- Set exercise -
Pick out every line in the data below that holds "Support".

- Entries shown -
----------

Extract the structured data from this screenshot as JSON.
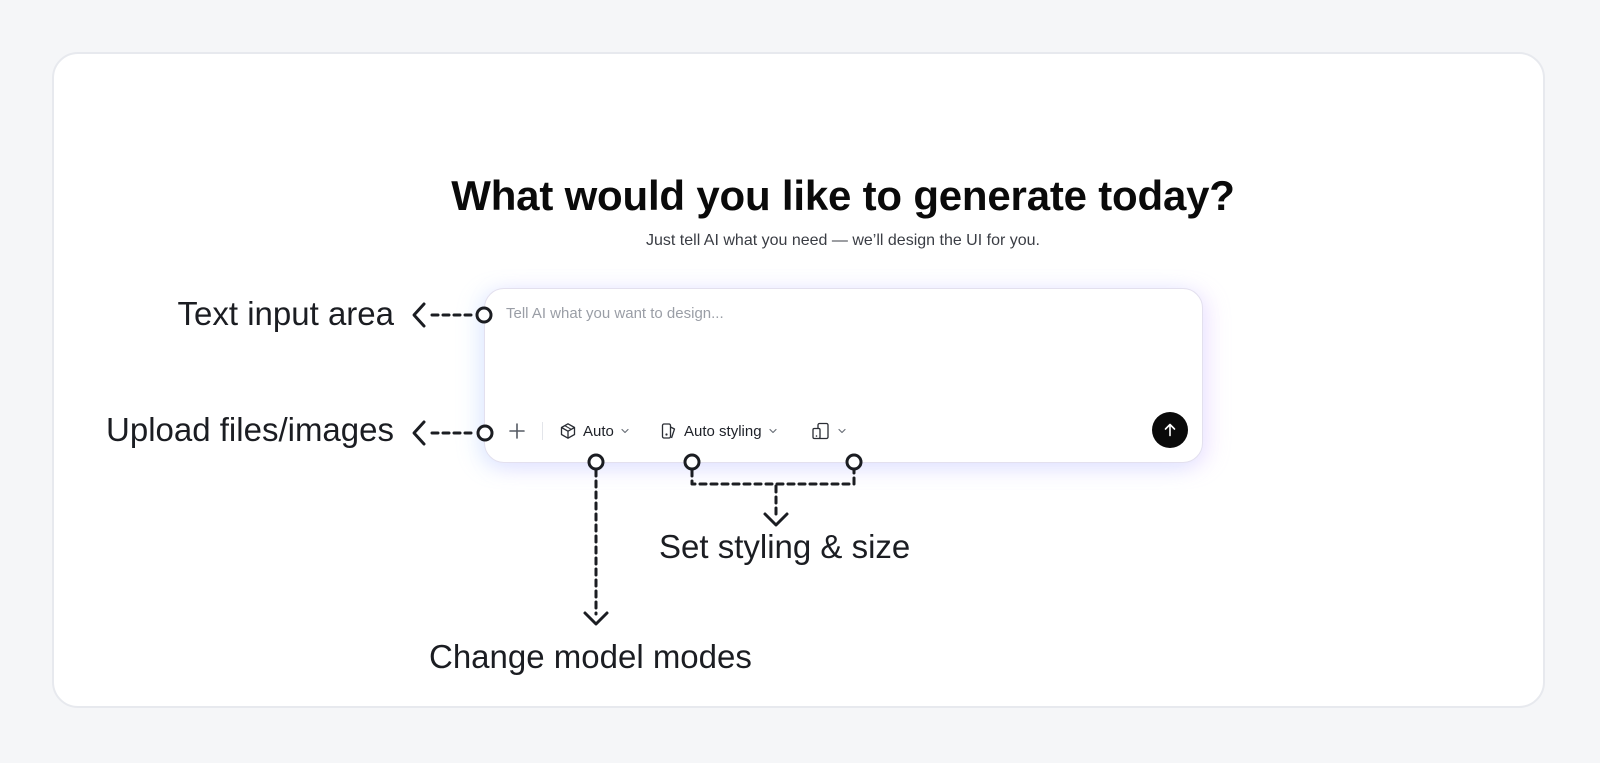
{
  "heading": {
    "title": "What would you like to generate today?",
    "subtitle": "Just tell AI what you need — we’ll design the UI for you."
  },
  "composer": {
    "placeholder": "Tell AI what you want to design...",
    "toolbar": {
      "upload_icon": "plus-icon",
      "model_icon": "cube-icon",
      "model_label": "Auto",
      "styling_icon": "paint-bucket-icon",
      "styling_label": "Auto styling",
      "size_icon": "device-size-icon",
      "chevron_icon": "chevron-down-icon",
      "send_icon": "arrow-up-icon"
    }
  },
  "annotations": {
    "text_input": "Text input area",
    "upload": "Upload files/images",
    "styling": "Set styling & size",
    "model": "Change model modes"
  },
  "colors": {
    "background": "#f5f6f8",
    "card": "#ffffff",
    "send_button": "#0a0a0a",
    "annotation": "#1b1d22"
  }
}
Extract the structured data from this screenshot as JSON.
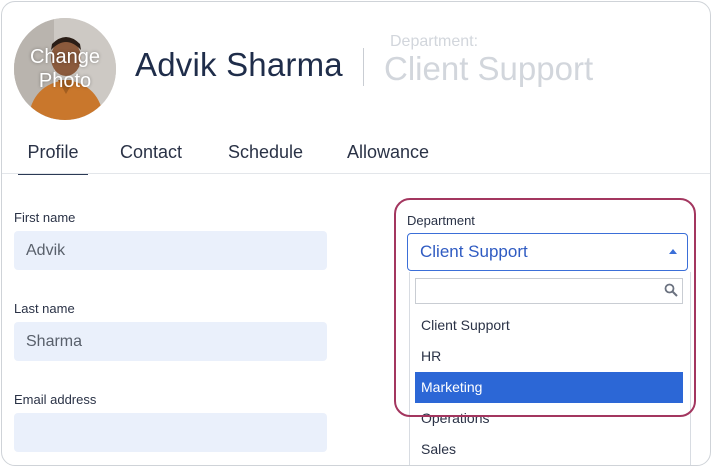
{
  "header": {
    "avatar_label": "Change Photo",
    "employee_name": "Advik Sharma",
    "department_caption": "Department:",
    "department_value": "Client Support"
  },
  "tabs": [
    {
      "label": "Profile",
      "active": true
    },
    {
      "label": "Contact",
      "active": false
    },
    {
      "label": "Schedule",
      "active": false
    },
    {
      "label": "Allowance",
      "active": false
    }
  ],
  "form": {
    "first_name_label": "First name",
    "first_name_value": "Advik",
    "last_name_label": "Last name",
    "last_name_value": "Sharma",
    "email_label": "Email address",
    "email_value": "",
    "department_label": "Department",
    "department_selected": "Client Support"
  },
  "dropdown": {
    "search_value": "",
    "options": [
      {
        "label": "Client Support",
        "highlighted": false
      },
      {
        "label": "HR",
        "highlighted": false
      },
      {
        "label": "Marketing",
        "highlighted": true
      },
      {
        "label": "Operations",
        "highlighted": false
      },
      {
        "label": "Sales",
        "highlighted": false
      }
    ]
  },
  "colors": {
    "accent": "#2c67d6",
    "highlight_border": "#a3365f",
    "input_bg": "#eaf0fb",
    "text_dark": "#1f2d4a"
  }
}
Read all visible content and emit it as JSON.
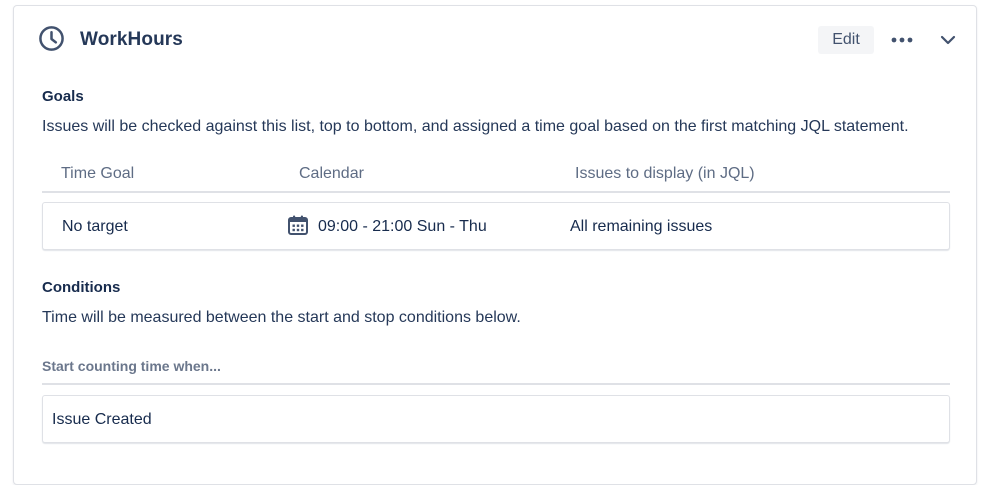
{
  "header": {
    "title": "WorkHours",
    "edit_label": "Edit",
    "icons": {
      "clock": "clock-icon",
      "more": "more-horizontal-icon",
      "chevron": "chevron-down-icon"
    }
  },
  "goals": {
    "title": "Goals",
    "description": "Issues will be checked against this list, top to bottom, and assigned a time goal based on the first matching JQL statement.",
    "columns": [
      "Time Goal",
      "Calendar",
      "Issues to display (in JQL)"
    ],
    "rows": [
      {
        "time_goal": "No target",
        "calendar": "09:00 - 21:00 Sun - Thu",
        "jql": "All remaining issues"
      }
    ]
  },
  "conditions": {
    "title": "Conditions",
    "description": "Time will be measured between the start and stop conditions below.",
    "start_label": "Start counting time when...",
    "start_items": [
      "Issue Created"
    ]
  },
  "colors": {
    "text": "#172b4d",
    "muted": "#5e6c84",
    "border": "#dfe1e6",
    "button_bg": "#f4f5f7"
  }
}
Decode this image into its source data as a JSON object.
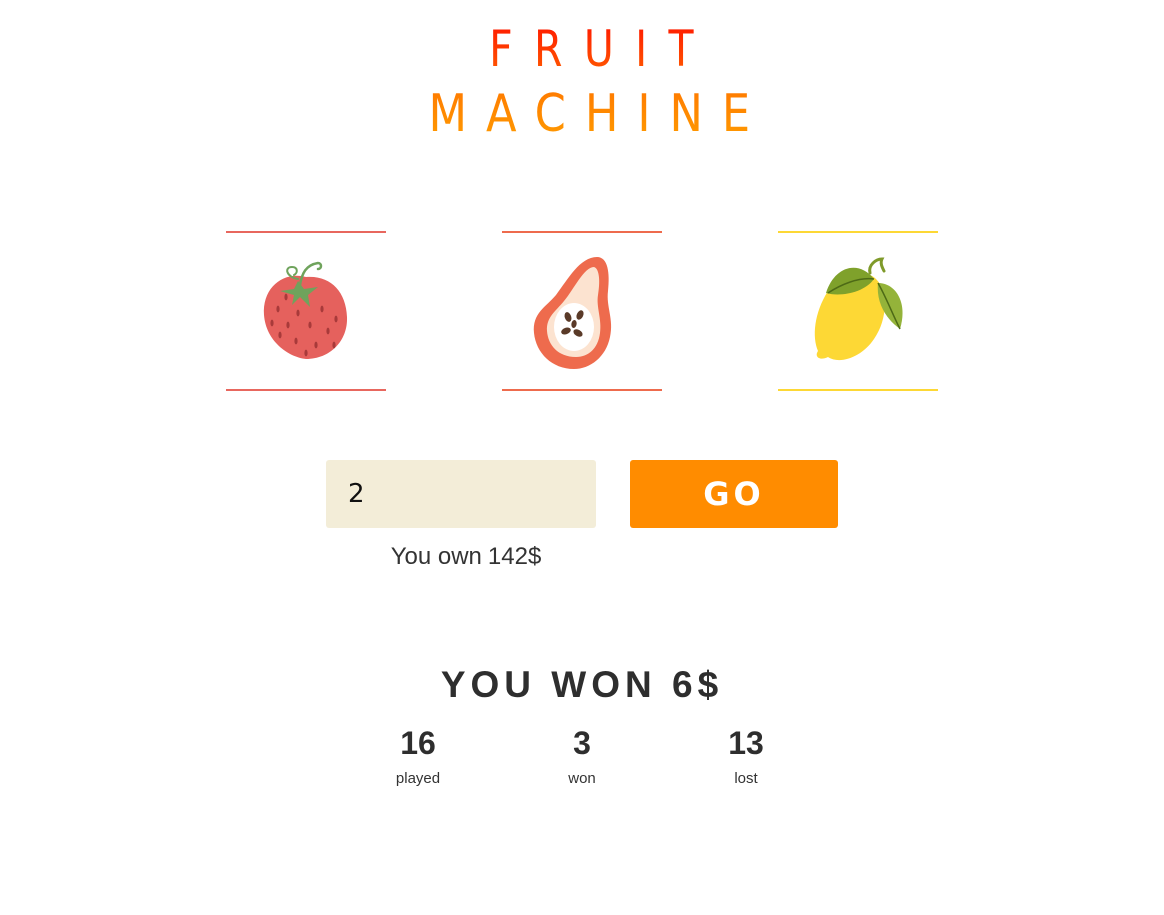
{
  "title": {
    "line1": "FRUIT",
    "line2": "MACHINE"
  },
  "reels": [
    {
      "fruit": "strawberry-icon",
      "color": "#e8675e"
    },
    {
      "fruit": "papaya-icon",
      "color": "#ee6b4d"
    },
    {
      "fruit": "lemon-icon",
      "color": "#fdd835"
    }
  ],
  "bet": {
    "value": "2"
  },
  "go_button": {
    "label": "GO",
    "color": "#ff8c00"
  },
  "balance": {
    "label": "You own",
    "amount": "142$"
  },
  "result": {
    "text": "YOU WON 6$"
  },
  "stats": {
    "played": {
      "value": "16",
      "label": "played"
    },
    "won": {
      "value": "3",
      "label": "won"
    },
    "lost": {
      "value": "13",
      "label": "lost"
    }
  },
  "colors": {
    "title_top": "#ff1a00",
    "title_bottom": "#ff9a00",
    "input_bg": "#f3edd8"
  }
}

----------

- The solution -
    "department_value": "Client Support"
    "department_selected": "Client Support"
        "label": "Client Support",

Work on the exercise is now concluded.